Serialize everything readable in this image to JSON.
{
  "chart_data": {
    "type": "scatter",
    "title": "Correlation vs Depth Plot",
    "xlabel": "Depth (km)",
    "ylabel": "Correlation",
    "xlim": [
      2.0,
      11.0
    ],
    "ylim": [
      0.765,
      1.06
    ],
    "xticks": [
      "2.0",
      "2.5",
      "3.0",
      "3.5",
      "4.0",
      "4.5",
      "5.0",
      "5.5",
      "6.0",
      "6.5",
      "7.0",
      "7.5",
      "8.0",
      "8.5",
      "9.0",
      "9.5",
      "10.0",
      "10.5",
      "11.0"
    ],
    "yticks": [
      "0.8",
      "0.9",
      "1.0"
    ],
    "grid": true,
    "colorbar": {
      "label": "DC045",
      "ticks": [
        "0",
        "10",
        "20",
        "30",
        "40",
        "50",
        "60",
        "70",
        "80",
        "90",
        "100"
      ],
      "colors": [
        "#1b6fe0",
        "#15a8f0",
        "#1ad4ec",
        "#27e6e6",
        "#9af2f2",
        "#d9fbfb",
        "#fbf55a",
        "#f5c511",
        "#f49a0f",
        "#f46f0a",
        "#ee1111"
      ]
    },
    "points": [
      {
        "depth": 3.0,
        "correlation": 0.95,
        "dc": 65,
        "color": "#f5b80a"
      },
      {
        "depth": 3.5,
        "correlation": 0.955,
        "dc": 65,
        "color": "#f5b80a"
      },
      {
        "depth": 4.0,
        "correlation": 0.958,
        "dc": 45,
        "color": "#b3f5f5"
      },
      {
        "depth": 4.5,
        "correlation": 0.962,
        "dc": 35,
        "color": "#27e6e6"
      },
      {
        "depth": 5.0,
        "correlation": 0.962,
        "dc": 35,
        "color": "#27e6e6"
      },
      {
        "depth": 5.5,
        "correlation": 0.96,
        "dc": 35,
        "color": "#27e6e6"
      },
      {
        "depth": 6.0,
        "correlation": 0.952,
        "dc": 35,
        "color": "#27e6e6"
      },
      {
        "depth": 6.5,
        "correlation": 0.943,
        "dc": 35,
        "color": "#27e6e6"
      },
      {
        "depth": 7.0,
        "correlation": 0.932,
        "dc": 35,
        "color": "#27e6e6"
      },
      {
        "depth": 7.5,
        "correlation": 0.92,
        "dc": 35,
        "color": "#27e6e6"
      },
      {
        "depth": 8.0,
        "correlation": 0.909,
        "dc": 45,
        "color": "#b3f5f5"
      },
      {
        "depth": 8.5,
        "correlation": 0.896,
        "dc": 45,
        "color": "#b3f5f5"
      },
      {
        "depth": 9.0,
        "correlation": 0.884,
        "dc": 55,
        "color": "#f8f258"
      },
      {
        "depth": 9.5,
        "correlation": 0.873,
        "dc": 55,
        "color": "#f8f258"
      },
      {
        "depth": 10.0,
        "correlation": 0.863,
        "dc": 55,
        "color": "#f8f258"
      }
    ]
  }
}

☆ ☆ ☆ ☆

_WHAT THE TASK ASKS:_ Extract all the entries word for word.

_FINISHED ANSWER:_
Serialize everything readable in this image to JSON.
{
  "chart_data": {
    "type": "scatter",
    "title": "Correlation vs Depth Plot",
    "xlabel": "Depth (km)",
    "ylabel": "Correlation",
    "xlim": [
      2.0,
      11.0
    ],
    "ylim": [
      0.765,
      1.06
    ],
    "xticks": [
      "2.0",
      "2.5",
      "3.0",
      "3.5",
      "4.0",
      "4.5",
      "5.0",
      "5.5",
      "6.0",
      "6.5",
      "7.0",
      "7.5",
      "8.0",
      "8.5",
      "9.0",
      "9.5",
      "10.0",
      "10.5",
      "11.0"
    ],
    "yticks": [
      "0.8",
      "0.9",
      "1.0"
    ],
    "grid": true,
    "colorbar": {
      "label": "DC045",
      "ticks": [
        "0",
        "10",
        "20",
        "30",
        "40",
        "50",
        "60",
        "70",
        "80",
        "90",
        "100"
      ],
      "colors": [
        "#1b6fe0",
        "#15a8f0",
        "#1ad4ec",
        "#27e6e6",
        "#9af2f2",
        "#d9fbfb",
        "#fbf55a",
        "#f5c511",
        "#f49a0f",
        "#f46f0a",
        "#ee1111"
      ]
    },
    "points": [
      {
        "depth": 3.0,
        "correlation": 0.95,
        "dc": 65,
        "color": "#f5b80a"
      },
      {
        "depth": 3.5,
        "correlation": 0.955,
        "dc": 65,
        "color": "#f5b80a"
      },
      {
        "depth": 4.0,
        "correlation": 0.958,
        "dc": 45,
        "color": "#b3f5f5"
      },
      {
        "depth": 4.5,
        "correlation": 0.962,
        "dc": 35,
        "color": "#27e6e6"
      },
      {
        "depth": 5.0,
        "correlation": 0.962,
        "dc": 35,
        "color": "#27e6e6"
      },
      {
        "depth": 5.5,
        "correlation": 0.96,
        "dc": 35,
        "color": "#27e6e6"
      },
      {
        "depth": 6.0,
        "correlation": 0.952,
        "dc": 35,
        "color": "#27e6e6"
      },
      {
        "depth": 6.5,
        "correlation": 0.943,
        "dc": 35,
        "color": "#27e6e6"
      },
      {
        "depth": 7.0,
        "correlation": 0.932,
        "dc": 35,
        "color": "#27e6e6"
      },
      {
        "depth": 7.5,
        "correlation": 0.92,
        "dc": 35,
        "color": "#27e6e6"
      },
      {
        "depth": 8.0,
        "correlation": 0.909,
        "dc": 45,
        "color": "#b3f5f5"
      },
      {
        "depth": 8.5,
        "correlation": 0.896,
        "dc": 45,
        "color": "#b3f5f5"
      },
      {
        "depth": 9.0,
        "correlation": 0.884,
        "dc": 55,
        "color": "#f8f258"
      },
      {
        "depth": 9.5,
        "correlation": 0.873,
        "dc": 55,
        "color": "#f8f258"
      },
      {
        "depth": 10.0,
        "correlation": 0.863,
        "dc": 55,
        "color": "#f8f258"
      }
    ]
  }
}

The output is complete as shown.